Give a verbatim repeat of the lines that run from the line containing "Decode this image" to the end of the data below.
——
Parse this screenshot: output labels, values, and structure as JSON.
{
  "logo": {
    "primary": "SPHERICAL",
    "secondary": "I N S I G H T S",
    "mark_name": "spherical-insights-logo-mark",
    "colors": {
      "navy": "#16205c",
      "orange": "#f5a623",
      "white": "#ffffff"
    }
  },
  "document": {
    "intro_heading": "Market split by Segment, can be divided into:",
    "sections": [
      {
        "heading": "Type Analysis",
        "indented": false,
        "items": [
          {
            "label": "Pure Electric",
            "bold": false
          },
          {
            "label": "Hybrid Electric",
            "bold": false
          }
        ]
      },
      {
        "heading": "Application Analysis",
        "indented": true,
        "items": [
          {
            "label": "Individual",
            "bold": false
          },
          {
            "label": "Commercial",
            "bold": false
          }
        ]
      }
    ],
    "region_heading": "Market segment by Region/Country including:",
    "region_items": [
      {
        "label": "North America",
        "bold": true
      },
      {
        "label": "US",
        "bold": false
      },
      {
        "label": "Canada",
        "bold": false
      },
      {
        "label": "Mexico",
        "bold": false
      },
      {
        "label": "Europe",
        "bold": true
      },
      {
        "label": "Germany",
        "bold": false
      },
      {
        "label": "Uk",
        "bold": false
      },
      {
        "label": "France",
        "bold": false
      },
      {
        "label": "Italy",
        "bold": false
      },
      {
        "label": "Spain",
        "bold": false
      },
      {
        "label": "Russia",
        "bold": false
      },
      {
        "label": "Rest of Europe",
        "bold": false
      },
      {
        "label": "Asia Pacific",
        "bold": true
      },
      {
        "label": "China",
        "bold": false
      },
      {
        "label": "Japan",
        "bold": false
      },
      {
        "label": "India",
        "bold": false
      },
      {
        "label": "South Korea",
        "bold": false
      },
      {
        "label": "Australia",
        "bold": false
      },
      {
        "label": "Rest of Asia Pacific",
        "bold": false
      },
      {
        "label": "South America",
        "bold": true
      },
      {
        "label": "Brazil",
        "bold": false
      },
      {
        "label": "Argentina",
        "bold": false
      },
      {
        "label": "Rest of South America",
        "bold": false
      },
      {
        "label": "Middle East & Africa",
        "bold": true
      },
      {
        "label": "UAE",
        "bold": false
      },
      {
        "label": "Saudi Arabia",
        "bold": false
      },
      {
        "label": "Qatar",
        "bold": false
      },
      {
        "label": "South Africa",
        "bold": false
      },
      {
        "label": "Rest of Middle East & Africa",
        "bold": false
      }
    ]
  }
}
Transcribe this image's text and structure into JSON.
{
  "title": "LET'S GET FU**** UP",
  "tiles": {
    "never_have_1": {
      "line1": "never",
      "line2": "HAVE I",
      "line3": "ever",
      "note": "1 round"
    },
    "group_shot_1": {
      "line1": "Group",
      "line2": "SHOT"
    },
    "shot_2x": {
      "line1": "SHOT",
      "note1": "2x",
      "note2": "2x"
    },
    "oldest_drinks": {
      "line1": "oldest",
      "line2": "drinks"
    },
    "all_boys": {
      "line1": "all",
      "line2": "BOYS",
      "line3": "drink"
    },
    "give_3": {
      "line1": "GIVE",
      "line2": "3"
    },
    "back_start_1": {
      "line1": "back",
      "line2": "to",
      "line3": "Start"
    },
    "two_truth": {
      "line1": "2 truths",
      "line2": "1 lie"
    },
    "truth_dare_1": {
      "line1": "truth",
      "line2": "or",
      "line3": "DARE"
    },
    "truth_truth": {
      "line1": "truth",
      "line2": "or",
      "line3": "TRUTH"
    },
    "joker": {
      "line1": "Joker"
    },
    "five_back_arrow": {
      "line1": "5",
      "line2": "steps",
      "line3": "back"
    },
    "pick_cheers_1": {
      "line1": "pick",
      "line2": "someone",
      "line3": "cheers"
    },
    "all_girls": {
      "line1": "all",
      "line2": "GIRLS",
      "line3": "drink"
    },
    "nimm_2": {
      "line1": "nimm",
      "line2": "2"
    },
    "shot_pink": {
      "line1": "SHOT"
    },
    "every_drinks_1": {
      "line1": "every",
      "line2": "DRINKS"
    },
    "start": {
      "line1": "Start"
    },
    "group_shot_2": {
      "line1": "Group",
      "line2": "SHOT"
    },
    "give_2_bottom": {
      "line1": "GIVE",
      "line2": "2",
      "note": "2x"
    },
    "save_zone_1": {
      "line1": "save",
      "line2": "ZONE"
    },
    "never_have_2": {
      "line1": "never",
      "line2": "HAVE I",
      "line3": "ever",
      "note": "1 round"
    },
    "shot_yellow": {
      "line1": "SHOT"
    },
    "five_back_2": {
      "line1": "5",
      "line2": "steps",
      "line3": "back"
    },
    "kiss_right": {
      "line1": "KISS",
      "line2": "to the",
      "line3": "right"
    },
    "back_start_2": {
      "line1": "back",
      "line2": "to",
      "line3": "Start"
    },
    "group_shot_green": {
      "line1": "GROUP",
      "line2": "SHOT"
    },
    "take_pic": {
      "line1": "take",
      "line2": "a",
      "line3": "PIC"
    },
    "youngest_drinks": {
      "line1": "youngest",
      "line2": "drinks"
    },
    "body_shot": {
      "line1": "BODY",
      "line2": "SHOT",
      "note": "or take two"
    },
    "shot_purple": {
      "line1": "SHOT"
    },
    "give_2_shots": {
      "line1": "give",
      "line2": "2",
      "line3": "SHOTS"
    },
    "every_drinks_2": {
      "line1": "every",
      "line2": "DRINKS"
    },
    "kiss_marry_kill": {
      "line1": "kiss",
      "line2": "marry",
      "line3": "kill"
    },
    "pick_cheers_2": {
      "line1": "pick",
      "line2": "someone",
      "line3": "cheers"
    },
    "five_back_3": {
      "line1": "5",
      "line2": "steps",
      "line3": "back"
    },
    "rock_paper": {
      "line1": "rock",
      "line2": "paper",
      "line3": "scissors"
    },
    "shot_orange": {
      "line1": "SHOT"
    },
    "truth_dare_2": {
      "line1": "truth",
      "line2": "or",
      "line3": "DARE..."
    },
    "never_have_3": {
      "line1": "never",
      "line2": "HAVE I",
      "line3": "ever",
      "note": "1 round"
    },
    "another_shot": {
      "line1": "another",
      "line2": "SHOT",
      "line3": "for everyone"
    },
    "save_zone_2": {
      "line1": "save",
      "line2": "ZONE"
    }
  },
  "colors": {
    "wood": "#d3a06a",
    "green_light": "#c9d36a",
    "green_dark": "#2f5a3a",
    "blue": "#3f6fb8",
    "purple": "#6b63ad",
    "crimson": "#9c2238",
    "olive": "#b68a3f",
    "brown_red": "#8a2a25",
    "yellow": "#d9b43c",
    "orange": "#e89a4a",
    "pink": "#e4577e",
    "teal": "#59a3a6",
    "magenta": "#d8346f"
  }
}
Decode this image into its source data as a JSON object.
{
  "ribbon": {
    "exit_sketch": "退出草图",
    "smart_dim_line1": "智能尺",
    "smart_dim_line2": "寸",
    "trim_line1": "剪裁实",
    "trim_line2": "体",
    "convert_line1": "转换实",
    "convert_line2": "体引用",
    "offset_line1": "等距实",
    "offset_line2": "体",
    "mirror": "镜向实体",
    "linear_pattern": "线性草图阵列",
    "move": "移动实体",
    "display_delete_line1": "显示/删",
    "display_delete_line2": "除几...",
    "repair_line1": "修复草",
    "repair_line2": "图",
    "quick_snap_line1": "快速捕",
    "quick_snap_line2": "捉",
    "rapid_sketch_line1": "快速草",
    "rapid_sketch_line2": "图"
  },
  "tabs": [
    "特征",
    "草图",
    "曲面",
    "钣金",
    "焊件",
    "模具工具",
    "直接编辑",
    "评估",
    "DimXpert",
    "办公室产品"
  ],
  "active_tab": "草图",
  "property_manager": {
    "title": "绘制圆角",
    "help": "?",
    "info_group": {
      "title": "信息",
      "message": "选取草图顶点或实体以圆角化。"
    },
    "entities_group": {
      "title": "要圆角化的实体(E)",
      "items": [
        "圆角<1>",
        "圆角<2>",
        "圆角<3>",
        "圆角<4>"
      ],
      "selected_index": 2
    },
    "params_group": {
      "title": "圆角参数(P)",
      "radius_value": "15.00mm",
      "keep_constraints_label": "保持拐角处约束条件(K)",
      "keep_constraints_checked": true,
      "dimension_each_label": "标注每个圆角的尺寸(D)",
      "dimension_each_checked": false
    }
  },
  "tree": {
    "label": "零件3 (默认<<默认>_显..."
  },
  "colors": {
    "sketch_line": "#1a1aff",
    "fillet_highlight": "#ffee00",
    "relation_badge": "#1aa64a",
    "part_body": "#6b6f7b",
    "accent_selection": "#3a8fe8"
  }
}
——
OUTPUT OF THE TASK.
Decode this image into its source data as a JSON object.
{
  "ribbon": {
    "exit_sketch": "退出草图",
    "smart_dim_line1": "智能尺",
    "smart_dim_line2": "寸",
    "trim_line1": "剪裁实",
    "trim_line2": "体",
    "convert_line1": "转换实",
    "convert_line2": "体引用",
    "offset_line1": "等距实",
    "offset_line2": "体",
    "mirror": "镜向实体",
    "linear_pattern": "线性草图阵列",
    "move": "移动实体",
    "display_delete_line1": "显示/删",
    "display_delete_line2": "除几...",
    "repair_line1": "修复草",
    "repair_line2": "图",
    "quick_snap_line1": "快速捕",
    "quick_snap_line2": "捉",
    "rapid_sketch_line1": "快速草",
    "rapid_sketch_line2": "图"
  },
  "tabs": [
    "特征",
    "草图",
    "曲面",
    "钣金",
    "焊件",
    "模具工具",
    "直接编辑",
    "评估",
    "DimXpert",
    "办公室产品"
  ],
  "active_tab": "草图",
  "property_manager": {
    "title": "绘制圆角",
    "help": "?",
    "info_group": {
      "title": "信息",
      "message": "选取草图顶点或实体以圆角化。"
    },
    "entities_group": {
      "title": "要圆角化的实体(E)",
      "items": [
        "圆角<1>",
        "圆角<2>",
        "圆角<3>",
        "圆角<4>"
      ],
      "selected_index": 2
    },
    "params_group": {
      "title": "圆角参数(P)",
      "radius_value": "15.00mm",
      "keep_constraints_label": "保持拐角处约束条件(K)",
      "keep_constraints_checked": true,
      "dimension_each_label": "标注每个圆角的尺寸(D)",
      "dimension_each_checked": false
    }
  },
  "tree": {
    "label": "零件3 (默认<<默认>_显..."
  },
  "colors": {
    "sketch_line": "#1a1aff",
    "fillet_highlight": "#ffee00",
    "relation_badge": "#1aa64a",
    "part_body": "#6b6f7b",
    "accent_selection": "#3a8fe8"
  }
}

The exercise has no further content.